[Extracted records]
# # #

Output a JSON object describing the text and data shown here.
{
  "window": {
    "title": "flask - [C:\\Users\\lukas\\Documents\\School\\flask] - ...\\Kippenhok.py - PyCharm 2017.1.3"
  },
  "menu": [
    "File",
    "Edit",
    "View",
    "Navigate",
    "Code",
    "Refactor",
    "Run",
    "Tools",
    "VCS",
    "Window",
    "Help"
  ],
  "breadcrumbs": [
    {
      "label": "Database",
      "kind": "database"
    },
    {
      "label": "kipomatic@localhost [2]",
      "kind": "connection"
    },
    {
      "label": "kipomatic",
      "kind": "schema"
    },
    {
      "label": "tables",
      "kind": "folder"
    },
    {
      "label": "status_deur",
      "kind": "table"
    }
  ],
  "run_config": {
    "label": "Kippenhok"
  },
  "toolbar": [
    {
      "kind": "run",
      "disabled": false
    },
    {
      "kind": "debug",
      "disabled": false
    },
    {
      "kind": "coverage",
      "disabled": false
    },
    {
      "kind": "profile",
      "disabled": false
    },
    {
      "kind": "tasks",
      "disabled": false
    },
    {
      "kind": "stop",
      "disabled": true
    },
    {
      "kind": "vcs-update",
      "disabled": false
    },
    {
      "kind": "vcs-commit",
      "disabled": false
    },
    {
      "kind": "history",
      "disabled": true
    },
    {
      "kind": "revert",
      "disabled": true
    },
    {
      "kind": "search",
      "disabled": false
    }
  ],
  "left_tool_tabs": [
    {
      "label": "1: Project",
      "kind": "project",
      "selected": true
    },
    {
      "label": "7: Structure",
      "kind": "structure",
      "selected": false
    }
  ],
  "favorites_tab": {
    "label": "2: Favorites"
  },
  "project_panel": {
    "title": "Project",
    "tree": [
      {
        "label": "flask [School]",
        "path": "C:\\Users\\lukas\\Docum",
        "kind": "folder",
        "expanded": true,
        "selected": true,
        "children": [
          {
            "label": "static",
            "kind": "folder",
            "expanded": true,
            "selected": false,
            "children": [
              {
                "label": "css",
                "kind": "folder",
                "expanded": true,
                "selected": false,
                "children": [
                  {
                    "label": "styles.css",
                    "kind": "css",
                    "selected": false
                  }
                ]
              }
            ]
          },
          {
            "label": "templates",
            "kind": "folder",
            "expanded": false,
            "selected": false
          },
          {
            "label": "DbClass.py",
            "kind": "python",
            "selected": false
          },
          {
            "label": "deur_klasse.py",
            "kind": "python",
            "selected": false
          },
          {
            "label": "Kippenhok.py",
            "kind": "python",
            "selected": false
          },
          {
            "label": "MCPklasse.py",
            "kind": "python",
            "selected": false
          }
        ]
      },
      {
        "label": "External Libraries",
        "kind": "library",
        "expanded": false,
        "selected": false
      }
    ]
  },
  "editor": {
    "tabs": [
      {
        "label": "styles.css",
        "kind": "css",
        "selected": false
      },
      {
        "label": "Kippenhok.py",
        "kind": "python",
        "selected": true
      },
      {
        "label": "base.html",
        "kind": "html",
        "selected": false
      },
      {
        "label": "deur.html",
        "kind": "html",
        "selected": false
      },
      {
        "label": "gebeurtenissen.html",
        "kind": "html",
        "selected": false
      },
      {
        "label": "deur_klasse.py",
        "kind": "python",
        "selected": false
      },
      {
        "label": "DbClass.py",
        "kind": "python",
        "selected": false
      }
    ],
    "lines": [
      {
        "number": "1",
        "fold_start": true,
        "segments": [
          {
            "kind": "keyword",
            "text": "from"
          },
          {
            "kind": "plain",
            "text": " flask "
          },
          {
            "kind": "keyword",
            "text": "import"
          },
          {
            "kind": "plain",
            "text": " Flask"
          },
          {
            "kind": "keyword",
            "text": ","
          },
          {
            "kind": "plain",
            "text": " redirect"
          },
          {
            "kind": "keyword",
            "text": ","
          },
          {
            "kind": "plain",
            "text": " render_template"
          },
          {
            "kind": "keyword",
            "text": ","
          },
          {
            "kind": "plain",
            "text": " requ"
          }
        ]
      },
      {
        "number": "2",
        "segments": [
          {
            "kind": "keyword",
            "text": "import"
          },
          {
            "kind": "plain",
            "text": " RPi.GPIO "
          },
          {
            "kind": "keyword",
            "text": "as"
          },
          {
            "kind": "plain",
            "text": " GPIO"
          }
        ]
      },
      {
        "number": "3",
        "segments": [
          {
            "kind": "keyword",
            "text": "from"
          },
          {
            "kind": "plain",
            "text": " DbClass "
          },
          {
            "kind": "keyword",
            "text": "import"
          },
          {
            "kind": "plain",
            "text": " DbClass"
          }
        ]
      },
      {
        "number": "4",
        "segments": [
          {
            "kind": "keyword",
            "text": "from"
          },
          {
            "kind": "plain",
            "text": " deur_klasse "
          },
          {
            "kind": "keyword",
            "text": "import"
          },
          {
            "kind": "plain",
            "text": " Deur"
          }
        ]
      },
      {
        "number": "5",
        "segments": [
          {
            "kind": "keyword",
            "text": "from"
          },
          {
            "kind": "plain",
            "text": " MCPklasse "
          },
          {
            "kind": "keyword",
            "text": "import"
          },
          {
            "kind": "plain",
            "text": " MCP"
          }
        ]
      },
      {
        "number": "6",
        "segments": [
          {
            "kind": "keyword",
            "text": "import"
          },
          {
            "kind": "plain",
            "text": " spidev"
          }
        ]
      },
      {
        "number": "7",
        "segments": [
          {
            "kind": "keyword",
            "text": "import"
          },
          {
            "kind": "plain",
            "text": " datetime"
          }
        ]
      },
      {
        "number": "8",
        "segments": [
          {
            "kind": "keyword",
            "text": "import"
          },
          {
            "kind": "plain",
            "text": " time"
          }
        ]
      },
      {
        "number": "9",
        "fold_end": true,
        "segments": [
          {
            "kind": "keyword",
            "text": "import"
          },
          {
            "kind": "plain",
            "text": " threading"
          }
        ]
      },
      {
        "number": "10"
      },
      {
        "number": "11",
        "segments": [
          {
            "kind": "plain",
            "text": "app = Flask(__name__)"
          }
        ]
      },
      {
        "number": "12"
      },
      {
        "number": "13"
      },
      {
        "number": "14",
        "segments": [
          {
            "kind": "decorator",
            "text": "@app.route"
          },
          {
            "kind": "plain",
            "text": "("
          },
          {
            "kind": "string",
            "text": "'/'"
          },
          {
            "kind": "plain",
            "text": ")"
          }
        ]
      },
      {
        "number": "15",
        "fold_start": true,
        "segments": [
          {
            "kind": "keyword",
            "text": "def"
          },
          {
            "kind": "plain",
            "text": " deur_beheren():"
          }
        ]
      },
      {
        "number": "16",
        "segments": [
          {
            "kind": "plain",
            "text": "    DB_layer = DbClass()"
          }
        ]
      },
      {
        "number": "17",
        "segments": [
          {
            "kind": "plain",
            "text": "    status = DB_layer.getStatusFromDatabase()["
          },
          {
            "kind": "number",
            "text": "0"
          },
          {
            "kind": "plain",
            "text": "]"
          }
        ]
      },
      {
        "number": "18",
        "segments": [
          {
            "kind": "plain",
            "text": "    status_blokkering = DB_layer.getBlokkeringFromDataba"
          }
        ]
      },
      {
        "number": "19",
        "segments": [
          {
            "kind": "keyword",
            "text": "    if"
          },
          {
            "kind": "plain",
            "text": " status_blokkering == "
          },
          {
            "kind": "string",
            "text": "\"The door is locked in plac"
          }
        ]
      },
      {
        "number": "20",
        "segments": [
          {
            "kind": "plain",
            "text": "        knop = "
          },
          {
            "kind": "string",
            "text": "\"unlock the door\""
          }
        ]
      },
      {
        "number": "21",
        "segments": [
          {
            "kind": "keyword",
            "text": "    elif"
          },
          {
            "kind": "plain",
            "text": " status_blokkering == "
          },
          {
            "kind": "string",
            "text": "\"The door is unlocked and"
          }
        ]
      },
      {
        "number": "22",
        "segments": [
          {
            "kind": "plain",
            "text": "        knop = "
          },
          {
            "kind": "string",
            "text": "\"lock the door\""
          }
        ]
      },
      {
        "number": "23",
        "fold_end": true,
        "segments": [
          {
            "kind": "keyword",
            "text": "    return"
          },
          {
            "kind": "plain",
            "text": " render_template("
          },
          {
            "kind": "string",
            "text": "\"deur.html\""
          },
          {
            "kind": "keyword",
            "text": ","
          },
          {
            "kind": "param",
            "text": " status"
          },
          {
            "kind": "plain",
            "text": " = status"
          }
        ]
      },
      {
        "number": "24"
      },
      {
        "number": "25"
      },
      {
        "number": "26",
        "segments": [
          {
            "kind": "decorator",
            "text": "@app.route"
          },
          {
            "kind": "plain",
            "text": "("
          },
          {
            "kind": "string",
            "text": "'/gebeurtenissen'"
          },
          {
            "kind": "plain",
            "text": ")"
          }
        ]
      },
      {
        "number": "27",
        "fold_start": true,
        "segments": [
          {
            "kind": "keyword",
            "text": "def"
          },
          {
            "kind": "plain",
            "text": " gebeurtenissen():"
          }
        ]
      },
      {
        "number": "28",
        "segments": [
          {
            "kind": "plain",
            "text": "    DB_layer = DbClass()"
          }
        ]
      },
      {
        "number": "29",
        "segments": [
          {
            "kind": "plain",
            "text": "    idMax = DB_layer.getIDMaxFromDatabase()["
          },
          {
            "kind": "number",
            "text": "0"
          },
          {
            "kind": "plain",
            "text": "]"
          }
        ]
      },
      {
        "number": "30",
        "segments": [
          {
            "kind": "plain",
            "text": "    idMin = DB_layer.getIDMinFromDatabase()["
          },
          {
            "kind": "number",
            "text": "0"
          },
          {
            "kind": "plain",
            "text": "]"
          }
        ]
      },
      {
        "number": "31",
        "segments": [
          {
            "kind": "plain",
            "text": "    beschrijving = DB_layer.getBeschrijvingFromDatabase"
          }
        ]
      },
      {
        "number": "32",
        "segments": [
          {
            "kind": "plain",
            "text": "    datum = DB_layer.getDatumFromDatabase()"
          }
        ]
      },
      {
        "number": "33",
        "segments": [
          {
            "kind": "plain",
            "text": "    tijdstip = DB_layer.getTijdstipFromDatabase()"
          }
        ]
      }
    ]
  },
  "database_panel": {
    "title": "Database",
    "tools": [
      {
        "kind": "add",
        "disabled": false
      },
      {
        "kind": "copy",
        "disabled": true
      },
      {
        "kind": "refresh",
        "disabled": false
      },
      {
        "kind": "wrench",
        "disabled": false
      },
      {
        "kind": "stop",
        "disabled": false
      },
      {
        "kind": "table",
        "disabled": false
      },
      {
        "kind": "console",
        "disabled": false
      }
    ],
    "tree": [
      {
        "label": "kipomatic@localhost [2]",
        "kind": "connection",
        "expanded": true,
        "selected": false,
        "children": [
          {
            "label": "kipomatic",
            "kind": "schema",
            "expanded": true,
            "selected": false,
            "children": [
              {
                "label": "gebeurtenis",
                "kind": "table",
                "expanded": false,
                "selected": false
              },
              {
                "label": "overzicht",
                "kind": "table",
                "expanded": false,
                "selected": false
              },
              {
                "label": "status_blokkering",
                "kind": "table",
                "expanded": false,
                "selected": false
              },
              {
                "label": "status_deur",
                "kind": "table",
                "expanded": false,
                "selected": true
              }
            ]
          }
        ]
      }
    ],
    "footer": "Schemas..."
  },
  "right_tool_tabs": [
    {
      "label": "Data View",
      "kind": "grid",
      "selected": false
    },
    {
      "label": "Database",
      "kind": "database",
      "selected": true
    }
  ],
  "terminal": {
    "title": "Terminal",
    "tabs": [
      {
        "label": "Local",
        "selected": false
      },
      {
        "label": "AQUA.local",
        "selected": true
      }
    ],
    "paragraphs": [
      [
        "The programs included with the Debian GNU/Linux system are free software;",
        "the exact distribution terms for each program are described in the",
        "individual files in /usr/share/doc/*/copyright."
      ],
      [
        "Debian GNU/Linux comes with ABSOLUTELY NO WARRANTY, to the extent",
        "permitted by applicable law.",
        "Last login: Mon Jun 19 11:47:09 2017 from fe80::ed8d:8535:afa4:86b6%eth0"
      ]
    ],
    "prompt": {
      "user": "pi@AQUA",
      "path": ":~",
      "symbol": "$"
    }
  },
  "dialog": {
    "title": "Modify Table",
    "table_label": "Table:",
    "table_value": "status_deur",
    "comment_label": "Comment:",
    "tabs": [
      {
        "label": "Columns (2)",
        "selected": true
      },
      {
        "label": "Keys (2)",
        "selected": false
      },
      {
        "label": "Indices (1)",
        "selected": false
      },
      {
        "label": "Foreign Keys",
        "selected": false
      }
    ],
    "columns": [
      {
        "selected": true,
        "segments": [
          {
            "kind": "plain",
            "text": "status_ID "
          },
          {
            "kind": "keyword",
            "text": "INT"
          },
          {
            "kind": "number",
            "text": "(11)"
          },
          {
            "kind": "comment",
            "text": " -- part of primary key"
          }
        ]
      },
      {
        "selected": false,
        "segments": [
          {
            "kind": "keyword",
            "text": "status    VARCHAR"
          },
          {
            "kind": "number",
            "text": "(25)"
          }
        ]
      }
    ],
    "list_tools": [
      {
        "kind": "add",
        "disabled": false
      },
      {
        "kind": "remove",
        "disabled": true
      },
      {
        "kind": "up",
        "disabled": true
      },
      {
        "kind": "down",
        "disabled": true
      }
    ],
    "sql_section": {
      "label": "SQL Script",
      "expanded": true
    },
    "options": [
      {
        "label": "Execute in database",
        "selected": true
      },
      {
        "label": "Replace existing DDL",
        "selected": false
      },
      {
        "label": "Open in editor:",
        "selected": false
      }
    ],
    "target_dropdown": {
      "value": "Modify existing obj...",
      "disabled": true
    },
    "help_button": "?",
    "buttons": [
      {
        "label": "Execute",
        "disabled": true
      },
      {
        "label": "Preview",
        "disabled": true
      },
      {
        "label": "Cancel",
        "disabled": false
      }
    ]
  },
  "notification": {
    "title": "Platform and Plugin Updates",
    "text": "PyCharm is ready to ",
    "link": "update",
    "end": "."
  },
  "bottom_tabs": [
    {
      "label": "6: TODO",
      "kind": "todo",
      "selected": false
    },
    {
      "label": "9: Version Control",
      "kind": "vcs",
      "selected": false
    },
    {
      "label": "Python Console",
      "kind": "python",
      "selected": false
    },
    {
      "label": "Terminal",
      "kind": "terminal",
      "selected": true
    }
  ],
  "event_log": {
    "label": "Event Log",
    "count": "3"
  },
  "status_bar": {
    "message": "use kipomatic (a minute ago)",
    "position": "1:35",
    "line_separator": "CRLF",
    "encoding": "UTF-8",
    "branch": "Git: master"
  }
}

# # #

- [Task directions] Give the count of lines in the listing above that include "Kippenhok", with no other words.

- [The response] 4